* Document segment:

Towel and water in hand, I start making the short walk to the beach.  The road I've been instructed to follow bends to the left just up in the distance.  When I arrive at the bend, the road continues, bending to the right.  At that point, the road continues and bends and continues and bends.  I have consumed more than half of the water I brought with me, which is now the temperature of tea.  I'm on an island so there is obviously a beach somewhere, but not here, where it would be most useful to me now.

Disappointed and dehydrated, I walk back to the hotel and straight into my room.  Flip flops, bathing suit and beach jumper still on, I continue straight into the shower and stand under the spray of cold water until I am shivering.  Perhaps a quiet day preparing for the flight to Sydney tomorrow, close to an ample supply of cold water is for the best.

The beds in the dorm are odd.  The four bunk beds are stacked three high, connected to metal poles that are secured floor to ceiling.  There's no conceivable way to get up to the top bunk, no ladder, no steps, no trampoline.  I only hope there's also no giant, bionic bugs.


Yes, these things are actually this big.
Photo by Anastayshere


I'm woken up by a storm pummeling the metal roof.  The rain sounds hard enough to puncture through the structure, if not the island itself.  The ferocious thunder rips through the air, shredding through my body, making me feel like a plucked guitar string.  The lightning is so intense, it transforms the blackness of a small island in the vastness of the Pacific into daylight for several seconds.  In those moments where the room is temporarily lit, I can see the metal pole supports of the beds are all covered with cockroaches.  

• ¤ •

"There are times when fear is good.
It must keep its watchful place at the heart's controls."
~Aeschylus

Wednesday, January 4, 2012

Around the World: Fauna

January 4, 1992



I have discovered that here, in our room, we are not alone. 

It's dark, being very early in the morning, and the curry I had for dinner has other ideas. Jeanette is sound asleep in the bunk below me.  Quietly, I make my way to the loo, only to discover that the bathroom has no light. The only source of light is the incandescent bulb sticking out of the wall by my pillow on the top bunk.  Not wanting to disturb my sleeping room mate, I drape a white bed sheet over the opening to the bottom bunk, which successfully diffuses the bright light that I must now inflict upon the dark room.

* Extracted information:
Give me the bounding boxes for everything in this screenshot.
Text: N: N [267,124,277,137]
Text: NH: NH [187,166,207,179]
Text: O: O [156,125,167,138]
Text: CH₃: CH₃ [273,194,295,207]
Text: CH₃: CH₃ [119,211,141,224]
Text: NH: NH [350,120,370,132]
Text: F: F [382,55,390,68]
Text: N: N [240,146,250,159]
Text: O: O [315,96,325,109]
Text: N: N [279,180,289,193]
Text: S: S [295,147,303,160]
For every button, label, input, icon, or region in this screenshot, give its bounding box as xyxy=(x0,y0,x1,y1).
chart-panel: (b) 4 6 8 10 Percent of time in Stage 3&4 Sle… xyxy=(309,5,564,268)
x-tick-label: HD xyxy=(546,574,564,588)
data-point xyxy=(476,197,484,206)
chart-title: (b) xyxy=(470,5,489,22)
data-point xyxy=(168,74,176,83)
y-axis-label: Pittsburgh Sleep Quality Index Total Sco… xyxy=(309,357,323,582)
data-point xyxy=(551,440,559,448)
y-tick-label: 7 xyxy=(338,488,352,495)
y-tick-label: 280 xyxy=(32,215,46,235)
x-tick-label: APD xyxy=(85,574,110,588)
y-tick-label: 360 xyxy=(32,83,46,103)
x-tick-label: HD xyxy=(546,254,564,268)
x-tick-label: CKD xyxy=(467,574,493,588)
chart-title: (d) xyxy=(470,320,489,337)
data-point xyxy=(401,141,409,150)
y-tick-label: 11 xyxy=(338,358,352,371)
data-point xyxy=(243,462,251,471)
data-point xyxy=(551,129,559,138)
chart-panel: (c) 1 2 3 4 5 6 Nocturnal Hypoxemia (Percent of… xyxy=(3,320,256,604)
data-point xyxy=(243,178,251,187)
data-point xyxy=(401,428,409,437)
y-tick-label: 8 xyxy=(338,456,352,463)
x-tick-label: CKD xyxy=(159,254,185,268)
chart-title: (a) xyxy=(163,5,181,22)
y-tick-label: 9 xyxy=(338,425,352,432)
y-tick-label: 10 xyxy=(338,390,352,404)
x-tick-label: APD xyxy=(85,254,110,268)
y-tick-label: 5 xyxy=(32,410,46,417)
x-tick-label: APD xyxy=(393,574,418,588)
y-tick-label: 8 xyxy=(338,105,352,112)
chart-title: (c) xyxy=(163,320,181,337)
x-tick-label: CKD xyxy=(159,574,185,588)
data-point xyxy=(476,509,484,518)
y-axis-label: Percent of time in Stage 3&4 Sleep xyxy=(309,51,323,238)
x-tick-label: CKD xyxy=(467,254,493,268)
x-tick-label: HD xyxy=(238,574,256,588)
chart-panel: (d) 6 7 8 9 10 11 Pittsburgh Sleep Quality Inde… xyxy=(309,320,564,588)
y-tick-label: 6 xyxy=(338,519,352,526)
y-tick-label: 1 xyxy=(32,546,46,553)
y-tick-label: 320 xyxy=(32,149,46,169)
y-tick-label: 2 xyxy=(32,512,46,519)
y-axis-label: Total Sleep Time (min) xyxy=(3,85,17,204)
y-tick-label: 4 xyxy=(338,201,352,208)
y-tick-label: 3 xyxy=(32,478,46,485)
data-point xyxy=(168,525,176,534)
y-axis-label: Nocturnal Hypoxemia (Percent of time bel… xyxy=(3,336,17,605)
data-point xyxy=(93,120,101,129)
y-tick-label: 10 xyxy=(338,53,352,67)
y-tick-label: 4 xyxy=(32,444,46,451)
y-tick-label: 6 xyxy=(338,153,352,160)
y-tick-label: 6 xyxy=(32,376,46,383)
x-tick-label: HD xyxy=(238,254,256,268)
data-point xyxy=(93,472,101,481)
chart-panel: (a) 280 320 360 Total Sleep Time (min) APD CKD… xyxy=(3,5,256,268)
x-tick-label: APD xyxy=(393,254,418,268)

* Prompt:
Do these statements agree with the island travel account? Answer yes or no for each, quoting the words from the account that decide it. 1. The bunk beds in the dorm are stacked three high. 2. The road the writer follows leads to a beach. 3. The bathroom has a light.

* Answer to the task:
1. Yes: "The four bunk beds are stacked three high"
2. No: "there is obviously a beach somewhere, but not here"
3. No: "the bathroom has no light"